-- Page extract --
Oscar Gustave Rejlander
Oscar Gustave Rejlander (Sweden, 1813 – Clapham, London, 18 January 1875) was a pioneering Victorian art photographer and an expert in photomontage. His collaboration with Charles Darwin on The Expression of the Emotions in Man and Animals has assured him a position in the history of behavioural science and psychiatry.
His exact date of birth is uncertain, but was probably 1813. He was the son of Carl Gustaf Rejlander, a stonemason and Swedish Army Officer. He studied art in Rome where he saw photographs of the sights, and then initially settled in Lincoln, England. He abandoned his original profession as a painter and portrait miniaturist, apparently after seeing how well a photograph captured the fold of a sleeve. Other accounts say he was inspired by one of Fox Talbot's assistants.
He set up as a portraitist in the industrial Midlands town of Wolverhampton, probably around 1846. Around 1850 he learned the wet-collodion and waxed-paper processes at great speed with Nicholas Henneman in London, and then changed his business to that of a photography studio. He undertook genre work and portraiture. He also created erotic work, using as models the circus girls of Mme Wharton, street children and child prostitutes - his Charlotte Baker series remains notorious.
Rejlander undertook many experiments to perfect his photography, including combination printing from around 1853, which it is possible he may have invented. He had articles feature in the Wolverhampton Chronicle, on 15 November 1854 an article called "Improvement in Calotypes, by Mr. O.G. Rejlander, of Wolverhampton" it suggests that by 1854 he was experimenting with combination printing from several negatives. He was a friend of photographer Charles Lutwidge Dodgson (better know by the nom de plume Lewis Carroll), who collected Rejlander's early child work and corresponded with him on technical matters. Rejlander later created one of the best known & most revealing portraits of Dodgson.
His early work only slightly sullied his later reputation, and he participated in the Paris Exhibition of 1855. In 1857 he made his best-known allegorical work, The Two Ways of Life. This was a seamlessly montaged combination print made of thirty-two images (akin to the use of Photoshop today, but then far more difficult to achieve) in about six weeks. First exhibited at the Manchester Art Treasures Exhibition of 1857, the work shows two youths being offered guidance by a patriarch. Each youth looks toward a section of a stage-like tableaux vivant - one youth is shown the virtuous pleasures and the other the sinful pleasures. The image's partial nudity was deemed 'indecent' by some - and those familiar with Rejlander's more commercial work might also suspect that prostitutes had been used as cheap models. But the 'indecency' faded when Queen Victoria ordered a 10-guinea copy to give to Prince Albert.
Despite this royal patronage, controversy about The Two Ways of Life in strait-laced Scotland in 1858 led to a secession of a large group from the Photographic Society of Scotland, the secessionists founding the Edinburgh Photographic Society in 1861. They objected to the picture being shown with one half of it concealed by drapes. The picture was later shown at the Birmingham Photographic Society with no such furore or censorship. However the Photographic Society of Scotland later made amends and invited Rejlander to a grand dinner in his honour in 1866, held to open an exhibition that included many of his pictures.

-- Collected material --
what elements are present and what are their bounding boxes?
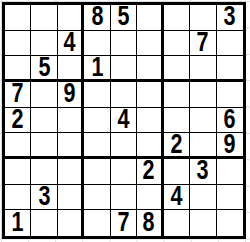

-- Given exercise 1 --
Name every photographic society mentioned in the Rejlander biography.
-- Given exercise 2 --
Reproduce the Rejlander biography word for word between "His exact date" and "Fox Talbot's assistants.", inclusive.

-- Written answer 1 --
- Photographic Society of Scotland
- Edinburgh Photographic Society
- Birmingham Photographic Society

-- Written answer 2 --
His exact date of birth is uncertain, but was probably 1813. He was the son of Carl Gustaf Rejlander, a stonemason and Swedish Army Officer. He studied art in Rome where he saw photographs of the sights, and then initially settled in Lincoln, England. He abandoned his original profession as a painter and portrait miniaturist, apparently after seeing how well a photograph captured the fold of a sleeve. Other accounts say he was inspired by one of Fox Talbot's assistants.